Supplied material |
>> begin

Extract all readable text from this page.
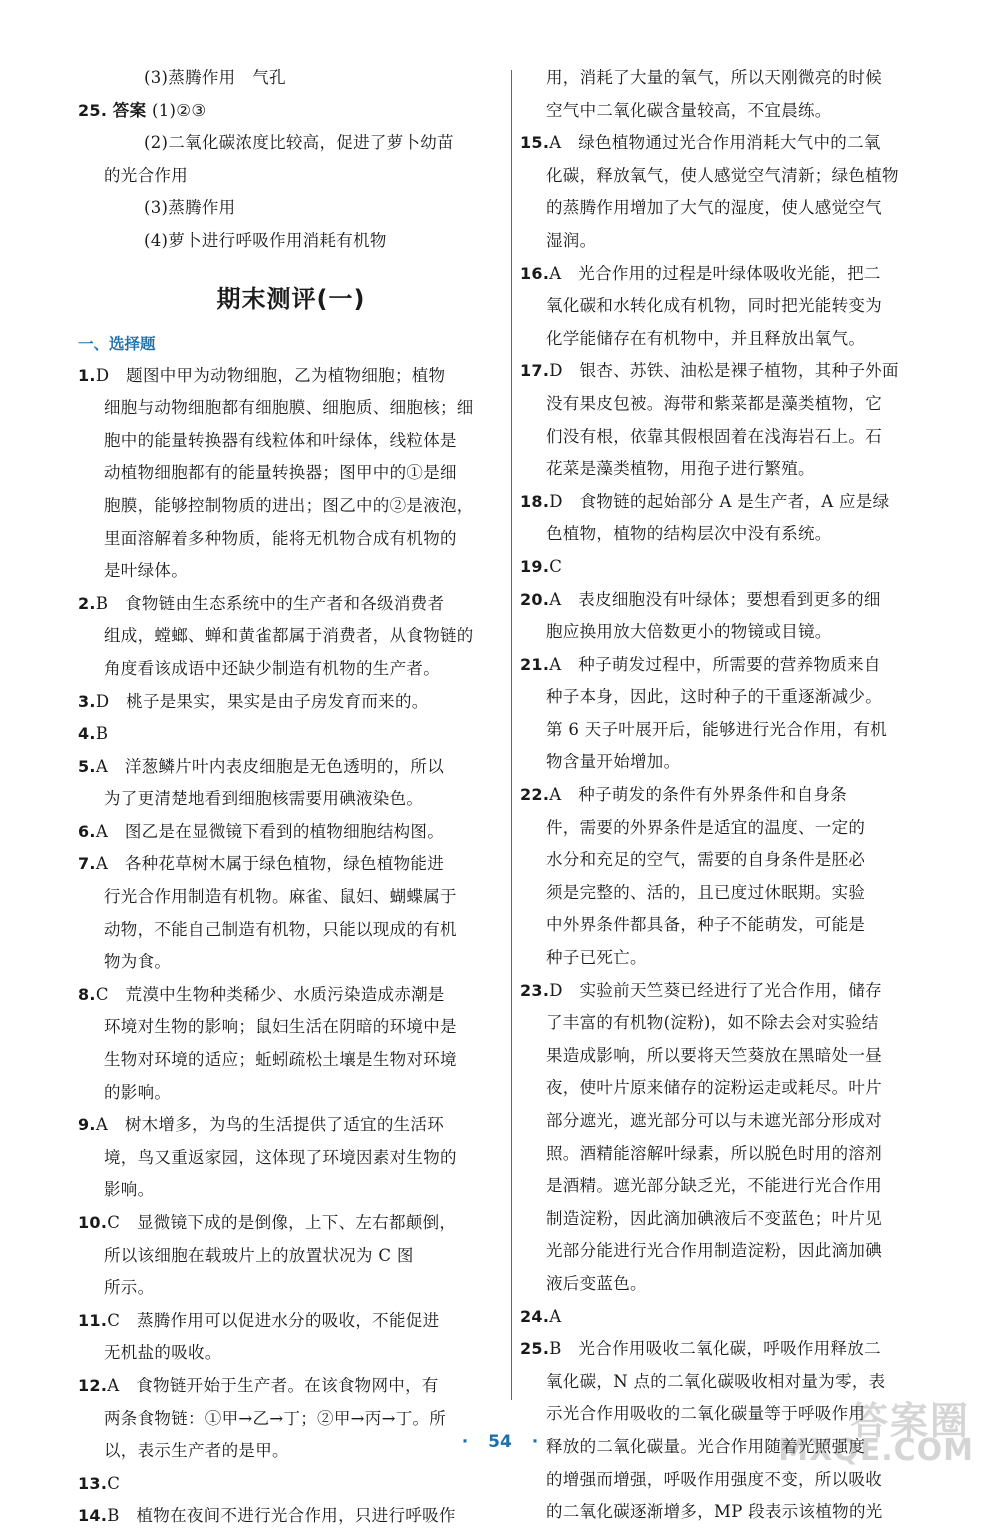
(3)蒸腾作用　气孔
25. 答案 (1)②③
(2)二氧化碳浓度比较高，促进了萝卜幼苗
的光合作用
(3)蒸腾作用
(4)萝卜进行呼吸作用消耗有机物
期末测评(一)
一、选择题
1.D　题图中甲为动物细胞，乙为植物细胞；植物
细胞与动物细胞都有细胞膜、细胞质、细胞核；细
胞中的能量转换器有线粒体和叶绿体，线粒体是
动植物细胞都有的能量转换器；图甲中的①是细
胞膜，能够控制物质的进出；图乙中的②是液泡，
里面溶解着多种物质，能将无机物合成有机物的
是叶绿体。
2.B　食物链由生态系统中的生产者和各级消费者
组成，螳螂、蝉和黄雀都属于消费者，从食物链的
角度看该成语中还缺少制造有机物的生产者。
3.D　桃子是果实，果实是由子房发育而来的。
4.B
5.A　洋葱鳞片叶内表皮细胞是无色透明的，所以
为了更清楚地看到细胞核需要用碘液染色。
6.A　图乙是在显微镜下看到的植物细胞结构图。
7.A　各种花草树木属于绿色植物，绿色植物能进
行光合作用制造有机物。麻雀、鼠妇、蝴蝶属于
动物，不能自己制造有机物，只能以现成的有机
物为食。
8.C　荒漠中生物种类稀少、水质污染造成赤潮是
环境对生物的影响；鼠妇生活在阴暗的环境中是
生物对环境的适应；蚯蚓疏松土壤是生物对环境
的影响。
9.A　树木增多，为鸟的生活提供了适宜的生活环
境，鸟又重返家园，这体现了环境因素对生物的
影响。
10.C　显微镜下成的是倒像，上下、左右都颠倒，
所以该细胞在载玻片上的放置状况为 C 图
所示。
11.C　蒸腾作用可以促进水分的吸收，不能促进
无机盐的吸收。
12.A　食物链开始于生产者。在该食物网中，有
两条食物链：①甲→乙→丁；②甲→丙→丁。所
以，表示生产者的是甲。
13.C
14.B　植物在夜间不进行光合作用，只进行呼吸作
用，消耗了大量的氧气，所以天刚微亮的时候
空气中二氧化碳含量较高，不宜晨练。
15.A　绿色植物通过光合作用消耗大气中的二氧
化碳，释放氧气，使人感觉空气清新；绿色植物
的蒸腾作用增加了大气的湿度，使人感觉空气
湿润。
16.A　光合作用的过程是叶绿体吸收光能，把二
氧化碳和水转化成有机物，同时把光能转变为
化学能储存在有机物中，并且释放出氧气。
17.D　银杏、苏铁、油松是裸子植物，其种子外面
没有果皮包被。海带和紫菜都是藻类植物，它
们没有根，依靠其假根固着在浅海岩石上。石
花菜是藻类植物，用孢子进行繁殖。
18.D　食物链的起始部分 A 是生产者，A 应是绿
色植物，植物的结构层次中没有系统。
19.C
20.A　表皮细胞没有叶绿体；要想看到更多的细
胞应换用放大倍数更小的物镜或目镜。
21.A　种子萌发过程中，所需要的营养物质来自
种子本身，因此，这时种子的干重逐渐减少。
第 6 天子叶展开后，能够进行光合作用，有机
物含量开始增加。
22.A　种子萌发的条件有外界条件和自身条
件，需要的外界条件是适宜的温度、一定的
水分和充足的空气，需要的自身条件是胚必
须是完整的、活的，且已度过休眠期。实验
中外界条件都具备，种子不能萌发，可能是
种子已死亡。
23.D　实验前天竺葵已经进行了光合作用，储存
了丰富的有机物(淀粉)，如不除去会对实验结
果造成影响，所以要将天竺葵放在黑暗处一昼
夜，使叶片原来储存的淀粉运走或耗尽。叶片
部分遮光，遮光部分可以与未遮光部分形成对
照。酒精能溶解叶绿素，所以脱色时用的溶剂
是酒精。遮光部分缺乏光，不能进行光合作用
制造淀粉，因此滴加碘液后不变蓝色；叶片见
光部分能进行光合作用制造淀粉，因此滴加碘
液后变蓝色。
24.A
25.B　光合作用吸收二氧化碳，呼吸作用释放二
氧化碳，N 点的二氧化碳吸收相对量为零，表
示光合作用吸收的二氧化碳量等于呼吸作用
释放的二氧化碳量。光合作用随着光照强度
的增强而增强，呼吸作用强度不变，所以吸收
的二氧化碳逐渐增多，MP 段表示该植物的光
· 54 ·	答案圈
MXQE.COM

>> end

Request |
Print all of the records shown above exactly, leaving out each picture.

Task output |
Extract all readable text from this page.
(3)蒸腾作用　气孔
25. 答案 (1)②③
(2)二氧化碳浓度比较高，促进了萝卜幼苗
的光合作用
(3)蒸腾作用
(4)萝卜进行呼吸作用消耗有机物
期末测评(一)
一、选择题
1.D　题图中甲为动物细胞，乙为植物细胞；植物
细胞与动物细胞都有细胞膜、细胞质、细胞核；细
胞中的能量转换器有线粒体和叶绿体，线粒体是
动植物细胞都有的能量转换器；图甲中的①是细
胞膜，能够控制物质的进出；图乙中的②是液泡，
里面溶解着多种物质，能将无机物合成有机物的
是叶绿体。
2.B　食物链由生态系统中的生产者和各级消费者
组成，螳螂、蝉和黄雀都属于消费者，从食物链的
角度看该成语中还缺少制造有机物的生产者。
3.D　桃子是果实，果实是由子房发育而来的。
4.B
5.A　洋葱鳞片叶内表皮细胞是无色透明的，所以
为了更清楚地看到细胞核需要用碘液染色。
6.A　图乙是在显微镜下看到的植物细胞结构图。
7.A　各种花草树木属于绿色植物，绿色植物能进
行光合作用制造有机物。麻雀、鼠妇、蝴蝶属于
动物，不能自己制造有机物，只能以现成的有机
物为食。
8.C　荒漠中生物种类稀少、水质污染造成赤潮是
环境对生物的影响；鼠妇生活在阴暗的环境中是
生物对环境的适应；蚯蚓疏松土壤是生物对环境
的影响。
9.A　树木增多，为鸟的生活提供了适宜的生活环
境，鸟又重返家园，这体现了环境因素对生物的
影响。
10.C　显微镜下成的是倒像，上下、左右都颠倒，
所以该细胞在载玻片上的放置状况为 C 图
所示。
11.C　蒸腾作用可以促进水分的吸收，不能促进
无机盐的吸收。
12.A　食物链开始于生产者。在该食物网中，有
两条食物链：①甲→乙→丁；②甲→丙→丁。所
以，表示生产者的是甲。
13.C
14.B　植物在夜间不进行光合作用，只进行呼吸作
用，消耗了大量的氧气，所以天刚微亮的时候
空气中二氧化碳含量较高，不宜晨练。
15.A　绿色植物通过光合作用消耗大气中的二氧
化碳，释放氧气，使人感觉空气清新；绿色植物
的蒸腾作用增加了大气的湿度，使人感觉空气
湿润。
16.A　光合作用的过程是叶绿体吸收光能，把二
氧化碳和水转化成有机物，同时把光能转变为
化学能储存在有机物中，并且释放出氧气。
17.D　银杏、苏铁、油松是裸子植物，其种子外面
没有果皮包被。海带和紫菜都是藻类植物，它
们没有根，依靠其假根固着在浅海岩石上。石
花菜是藻类植物，用孢子进行繁殖。
18.D　食物链的起始部分 A 是生产者，A 应是绿
色植物，植物的结构层次中没有系统。
19.C
20.A　表皮细胞没有叶绿体；要想看到更多的细
胞应换用放大倍数更小的物镜或目镜。
21.A　种子萌发过程中，所需要的营养物质来自
种子本身，因此，这时种子的干重逐渐减少。
第 6 天子叶展开后，能够进行光合作用，有机
物含量开始增加。
22.A　种子萌发的条件有外界条件和自身条
件，需要的外界条件是适宜的温度、一定的
水分和充足的空气，需要的自身条件是胚必
须是完整的、活的，且已度过休眠期。实验
中外界条件都具备，种子不能萌发，可能是
种子已死亡。
23.D　实验前天竺葵已经进行了光合作用，储存
了丰富的有机物(淀粉)，如不除去会对实验结
果造成影响，所以要将天竺葵放在黑暗处一昼
夜，使叶片原来储存的淀粉运走或耗尽。叶片
部分遮光，遮光部分可以与未遮光部分形成对
照。酒精能溶解叶绿素，所以脱色时用的溶剂
是酒精。遮光部分缺乏光，不能进行光合作用
制造淀粉，因此滴加碘液后不变蓝色；叶片见
光部分能进行光合作用制造淀粉，因此滴加碘
液后变蓝色。
24.A
25.B　光合作用吸收二氧化碳，呼吸作用释放二
氧化碳，N 点的二氧化碳吸收相对量为零，表
示光合作用吸收的二氧化碳量等于呼吸作用
释放的二氧化碳量。光合作用随着光照强度
的增强而增强，呼吸作用强度不变，所以吸收
的二氧化碳逐渐增多，MP 段表示该植物的光
· 54 ·	答案圈
MXQE.COM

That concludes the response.